• _CHALLENGES_:
[1] Reproduce the part of the Dawson Forest passage that runs between "In 1951, at" and "Laboratory, or GNAL.", inclusive.
[2] In the Dawson Forest passage, what was the official designation of the Georgia Nuclear Aircraft Laboratory?
---------- PASSAGE SHOWN ----------
Hiking Into the Kill Zone: A Guide to Dawson Forest

Where Cold War atomic nightmares left their mark on the Georgia forest

Adventure
14 min read

Deep within the tangled hardwoods of Dawson Forest, about ninety minutes northwest of Helen, stand the crumbling remains of one of America's most bizarre Cold War experiments. This is the story of the Georgia Nuclear Aircraft Laboratory, where the United States Air Force tried to build an atomic-powered airplane -- and left behind a forest that still carries the scars.

The Dream of an Atomic Airplane

In 1951, at the white-hot peak of the Cold War, the United States government decided it needed a bomber that could stay aloft for days, even weeks, without refueling. The solution, Pentagon planners believed, was a nuclear-powered aircraft. Lockheed Martin and General Electric were awarded contracts for what would become the Aircraft Nuclear Propulsion program, and a remote patch of Georgia forest in Dawson County was chosen as the testing ground. The facility was officially designated Air Force Plant 67, but everyone who worked there knew it by another name: the Georgia Nuclear Aircraft Laboratory, or GNAL.
---------- LISTED RECORDS ----------
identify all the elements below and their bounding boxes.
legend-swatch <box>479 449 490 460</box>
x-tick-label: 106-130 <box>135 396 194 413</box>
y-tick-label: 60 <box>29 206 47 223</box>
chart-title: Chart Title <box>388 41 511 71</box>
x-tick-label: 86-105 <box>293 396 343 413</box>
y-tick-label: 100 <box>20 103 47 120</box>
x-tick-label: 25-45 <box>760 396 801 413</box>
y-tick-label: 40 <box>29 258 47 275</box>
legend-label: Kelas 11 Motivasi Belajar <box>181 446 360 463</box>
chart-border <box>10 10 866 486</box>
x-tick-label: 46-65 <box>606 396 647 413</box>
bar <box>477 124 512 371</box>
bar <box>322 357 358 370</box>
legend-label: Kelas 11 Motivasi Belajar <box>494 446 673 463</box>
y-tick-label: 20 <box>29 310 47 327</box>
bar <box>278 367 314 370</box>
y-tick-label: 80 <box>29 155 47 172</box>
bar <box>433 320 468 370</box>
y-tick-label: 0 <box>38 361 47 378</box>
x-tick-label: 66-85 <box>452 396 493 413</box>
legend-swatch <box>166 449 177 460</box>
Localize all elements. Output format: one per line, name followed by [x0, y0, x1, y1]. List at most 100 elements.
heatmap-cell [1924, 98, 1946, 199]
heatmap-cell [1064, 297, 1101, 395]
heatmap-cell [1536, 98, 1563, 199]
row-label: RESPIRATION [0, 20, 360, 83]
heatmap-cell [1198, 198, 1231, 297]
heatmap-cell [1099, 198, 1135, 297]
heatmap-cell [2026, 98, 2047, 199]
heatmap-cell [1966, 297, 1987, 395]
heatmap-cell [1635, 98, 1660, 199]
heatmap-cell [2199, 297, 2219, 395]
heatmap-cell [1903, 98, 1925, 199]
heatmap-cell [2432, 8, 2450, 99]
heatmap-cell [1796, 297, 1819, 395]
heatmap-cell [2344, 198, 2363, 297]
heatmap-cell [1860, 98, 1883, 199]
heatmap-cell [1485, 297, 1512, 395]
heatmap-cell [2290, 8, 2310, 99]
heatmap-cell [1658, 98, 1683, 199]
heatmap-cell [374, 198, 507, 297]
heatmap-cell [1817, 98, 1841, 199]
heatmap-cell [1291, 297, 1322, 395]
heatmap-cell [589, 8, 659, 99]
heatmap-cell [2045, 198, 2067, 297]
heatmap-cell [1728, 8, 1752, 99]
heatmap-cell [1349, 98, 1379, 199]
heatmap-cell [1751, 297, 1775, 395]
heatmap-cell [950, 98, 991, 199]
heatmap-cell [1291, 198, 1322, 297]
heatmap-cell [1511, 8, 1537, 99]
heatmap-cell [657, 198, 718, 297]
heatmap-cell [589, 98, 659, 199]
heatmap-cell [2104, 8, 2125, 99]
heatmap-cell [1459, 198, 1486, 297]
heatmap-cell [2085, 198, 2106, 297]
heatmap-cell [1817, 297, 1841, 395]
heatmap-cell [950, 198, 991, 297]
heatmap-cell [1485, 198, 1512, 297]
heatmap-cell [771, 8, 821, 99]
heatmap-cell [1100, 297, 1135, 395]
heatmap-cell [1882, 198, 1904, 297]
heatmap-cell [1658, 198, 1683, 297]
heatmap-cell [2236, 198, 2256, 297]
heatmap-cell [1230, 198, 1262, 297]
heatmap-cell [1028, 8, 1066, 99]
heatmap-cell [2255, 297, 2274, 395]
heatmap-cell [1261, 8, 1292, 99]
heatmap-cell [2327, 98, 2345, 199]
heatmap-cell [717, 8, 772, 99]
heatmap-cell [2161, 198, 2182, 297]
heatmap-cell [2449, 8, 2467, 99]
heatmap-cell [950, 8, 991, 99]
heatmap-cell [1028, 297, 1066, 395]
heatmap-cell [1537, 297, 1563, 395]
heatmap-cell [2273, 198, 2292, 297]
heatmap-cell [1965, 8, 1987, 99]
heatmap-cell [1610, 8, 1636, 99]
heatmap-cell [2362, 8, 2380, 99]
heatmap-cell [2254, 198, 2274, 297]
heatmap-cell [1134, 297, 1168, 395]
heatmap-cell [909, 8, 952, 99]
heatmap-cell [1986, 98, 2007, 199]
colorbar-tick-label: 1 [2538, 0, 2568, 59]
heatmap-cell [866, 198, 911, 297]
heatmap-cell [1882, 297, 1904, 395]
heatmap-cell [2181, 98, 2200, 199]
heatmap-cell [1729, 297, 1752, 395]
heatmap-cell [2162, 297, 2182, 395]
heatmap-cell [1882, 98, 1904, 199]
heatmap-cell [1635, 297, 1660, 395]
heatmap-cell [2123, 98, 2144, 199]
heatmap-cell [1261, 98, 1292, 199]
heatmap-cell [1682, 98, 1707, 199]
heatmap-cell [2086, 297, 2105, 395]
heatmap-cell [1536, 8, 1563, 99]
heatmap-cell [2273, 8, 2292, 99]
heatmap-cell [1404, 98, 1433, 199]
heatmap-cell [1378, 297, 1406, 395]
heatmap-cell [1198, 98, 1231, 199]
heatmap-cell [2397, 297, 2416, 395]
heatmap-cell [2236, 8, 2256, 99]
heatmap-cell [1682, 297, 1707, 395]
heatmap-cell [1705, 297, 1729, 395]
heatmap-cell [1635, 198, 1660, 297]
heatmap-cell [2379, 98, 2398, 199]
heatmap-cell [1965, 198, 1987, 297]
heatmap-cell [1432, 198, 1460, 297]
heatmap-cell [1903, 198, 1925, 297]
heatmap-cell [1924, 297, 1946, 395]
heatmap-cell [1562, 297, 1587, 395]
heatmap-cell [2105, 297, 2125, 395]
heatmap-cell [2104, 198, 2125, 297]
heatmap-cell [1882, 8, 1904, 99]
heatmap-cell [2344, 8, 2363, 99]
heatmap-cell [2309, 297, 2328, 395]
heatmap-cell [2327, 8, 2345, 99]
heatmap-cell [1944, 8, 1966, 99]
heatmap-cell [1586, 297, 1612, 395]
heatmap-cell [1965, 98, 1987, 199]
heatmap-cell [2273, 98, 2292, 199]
----------
• _TASK SOLUTIONS_:
[1]
In 1951, at the white-hot peak of the Cold War, the United States government decided it needed a bomber that could stay aloft for days, even weeks, without refueling. The solution, Pentagon planners believed, was a nuclear-powered aircraft. Lockheed Martin and General Electric were awarded contracts for what would become the Aircraft Nuclear Propulsion program, and a remote patch of Georgia forest in Dawson County was chosen as the testing ground. The facility was officially designated Air Force Plant 67, but everyone who worked there knew it by another name: the Georgia Nuclear Aircraft Laboratory, or GNAL.

[2] Air Force Plant 67